■ SUPPLIED TEXT:

↓↓↓

WASHINGTON – Today, U.S. Senator Bill Cassidy, M.D. (R-LA), ranking member of the Senate Health, Education, Labor, and Pensions (HELP) Committee, released the following statement in response to the Department of Labor’s (DOL) final rule pertaining to the Davis-Bacon and Related Acts (DBRA) that would undermine private contractors and further inflate the cost of federal construction projects to the detriment of American taxpayers. It would also make it harder for smaller construction firms, many of which are minority-owned, to bid on federal projects due to heightened regulatory costs.

The Davis-Bacon and Related Acts (DBRA) requires any worker on a federal or federally subsidized construction contract over $2,000 to be paid at least the local “prevailing wage” rather than actual market wages. The Biden administration’s regulations would allow the prevailing wage to be set up to a rate only paid to 30 percent of an area’s tradesmen. It would also revoke a decades-old rule that separates wage calculations based on urban and rural regions, which would disproportionally inflate the cost of projects in rural areas. According to multiple reports by the Government Accountability Office (GAO) and the DOL Office of Inspector General, DOL’s Wage and Hour Division currently relies on poor survey methodology to set prevailing wage rates and changes are needed to improve the DBRA. However, instead of adopting needed reforms to the program, the final rule moves in the opposite direction at the behest of the Biden administration’s union stakeholders.

↑↑↑

Document layout detection data
↓↓↓

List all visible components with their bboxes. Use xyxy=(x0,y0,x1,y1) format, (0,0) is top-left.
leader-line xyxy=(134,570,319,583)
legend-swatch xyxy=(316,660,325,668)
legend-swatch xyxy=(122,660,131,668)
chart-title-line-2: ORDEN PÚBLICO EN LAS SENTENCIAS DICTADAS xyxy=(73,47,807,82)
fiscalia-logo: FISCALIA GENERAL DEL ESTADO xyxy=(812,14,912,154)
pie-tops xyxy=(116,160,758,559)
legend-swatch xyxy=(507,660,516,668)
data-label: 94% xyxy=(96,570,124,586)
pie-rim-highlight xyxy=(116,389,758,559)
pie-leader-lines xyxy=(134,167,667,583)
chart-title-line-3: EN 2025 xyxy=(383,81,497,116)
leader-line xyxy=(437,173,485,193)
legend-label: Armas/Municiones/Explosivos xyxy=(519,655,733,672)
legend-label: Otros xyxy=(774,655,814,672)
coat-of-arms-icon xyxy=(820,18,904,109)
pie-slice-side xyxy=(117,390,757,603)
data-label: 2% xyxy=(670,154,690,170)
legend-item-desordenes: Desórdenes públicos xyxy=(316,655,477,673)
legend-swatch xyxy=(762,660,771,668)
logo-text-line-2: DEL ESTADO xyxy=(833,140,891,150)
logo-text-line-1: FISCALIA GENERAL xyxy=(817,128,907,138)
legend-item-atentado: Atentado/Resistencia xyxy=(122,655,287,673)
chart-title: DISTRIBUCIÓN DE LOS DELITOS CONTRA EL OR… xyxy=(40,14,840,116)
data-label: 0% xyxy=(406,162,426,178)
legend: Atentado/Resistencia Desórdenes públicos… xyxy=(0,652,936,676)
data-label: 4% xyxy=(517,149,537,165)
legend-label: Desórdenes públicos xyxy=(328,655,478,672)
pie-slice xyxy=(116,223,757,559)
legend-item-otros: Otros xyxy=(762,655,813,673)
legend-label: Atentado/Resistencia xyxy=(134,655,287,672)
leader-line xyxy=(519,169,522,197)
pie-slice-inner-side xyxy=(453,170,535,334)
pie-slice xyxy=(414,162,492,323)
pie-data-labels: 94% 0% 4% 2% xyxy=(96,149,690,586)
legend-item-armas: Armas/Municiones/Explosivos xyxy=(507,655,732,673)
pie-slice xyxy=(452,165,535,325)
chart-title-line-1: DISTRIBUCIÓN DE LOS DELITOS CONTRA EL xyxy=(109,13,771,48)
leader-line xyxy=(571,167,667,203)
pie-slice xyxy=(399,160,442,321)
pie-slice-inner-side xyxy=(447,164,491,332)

↑↑↑

■ TASK LIST:
(1) Reproduce the stretch of the Davis-Bacon statement from "WASHINGTON – Today, U.S." through "heightened regulatory costs." word for word.
(2) Resume the statement on the Davis-Bacon final rule, picking up right after its last sentence.

■ ANSWERS TO EACH TASK:
(1)
WASHINGTON – Today, U.S. Senator Bill Cassidy, M.D. (R-LA), ranking member of the Senate Health, Education, Labor, and Pensions (HELP) Committee, released the following statement in response to the Department of Labor’s (DOL) final rule pertaining to the Davis-Bacon and Related Acts (DBRA) that would undermine private contractors and further inflate the cost of federal construction projects to the detriment of American taxpayers. It would also make it harder for smaller construction firms, many of which are minority-owned, to bid on federal projects due to heightened regulatory costs.

(2)
“This new rule would defy 40 years of precedent and disregard the nonpartisan GAO’s warning that this action would drastically inflate the price of construction,” said Dr. Cassidy. “This is the last thing our country needs as families continue to live with the painful effects of the Biden administration’s inflation agenda.”

Specifically, the new rule would:

  • Institute the 30 percent rule, despite the admonition of multiple GAO reports identifying the rule as a key culprit in inflating construction costs.
  • Revoke a Reagan-era rule separating metropolitan and rural wage data, ensuring any future wage calculation will over-count inflated urban wages as prevailing in smaller rural areas.
  • Undermine the procedural due process rights of contractors and increase administrative costs by expanding DOL’s debarment powers.
  • Impose DBRA obligations through “operation of law” regardless of contract language, deterring many small and minority-owned construction firms without administrative resources from bidding on contracts.
  • Expand the term “site of work” to include material supply drivers and off-site construction. This contradicts the plain language of DBRA and legally binding D.C. Circuit precedent.